**REQUIREMENT**
Using the material below, work out how many lines contain the word "Ahlfors". Reply with the number and nothing more.

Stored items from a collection
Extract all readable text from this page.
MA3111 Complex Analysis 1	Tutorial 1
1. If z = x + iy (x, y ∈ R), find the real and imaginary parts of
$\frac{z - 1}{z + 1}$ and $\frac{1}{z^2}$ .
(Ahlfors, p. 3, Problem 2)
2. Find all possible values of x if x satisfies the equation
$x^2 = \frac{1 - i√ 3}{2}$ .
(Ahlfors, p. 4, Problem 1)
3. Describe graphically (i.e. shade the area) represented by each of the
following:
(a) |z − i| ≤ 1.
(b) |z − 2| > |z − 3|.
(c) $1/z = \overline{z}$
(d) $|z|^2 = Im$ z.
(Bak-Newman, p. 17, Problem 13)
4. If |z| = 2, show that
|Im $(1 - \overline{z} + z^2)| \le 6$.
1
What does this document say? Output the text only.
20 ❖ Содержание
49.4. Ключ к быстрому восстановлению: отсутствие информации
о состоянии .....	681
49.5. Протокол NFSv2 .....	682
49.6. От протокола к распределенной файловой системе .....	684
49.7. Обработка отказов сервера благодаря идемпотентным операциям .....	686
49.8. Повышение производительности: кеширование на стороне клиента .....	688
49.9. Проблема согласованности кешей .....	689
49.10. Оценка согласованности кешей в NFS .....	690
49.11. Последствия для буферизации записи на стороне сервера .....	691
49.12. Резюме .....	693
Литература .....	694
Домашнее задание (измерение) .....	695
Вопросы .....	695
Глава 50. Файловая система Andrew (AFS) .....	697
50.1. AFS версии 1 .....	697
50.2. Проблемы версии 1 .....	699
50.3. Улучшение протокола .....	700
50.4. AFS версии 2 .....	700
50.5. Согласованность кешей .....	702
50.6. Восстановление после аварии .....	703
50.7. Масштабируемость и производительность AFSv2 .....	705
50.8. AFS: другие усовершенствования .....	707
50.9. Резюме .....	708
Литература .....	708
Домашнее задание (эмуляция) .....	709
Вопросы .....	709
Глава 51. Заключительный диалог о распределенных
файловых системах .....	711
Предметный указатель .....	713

**OUTPUT**
2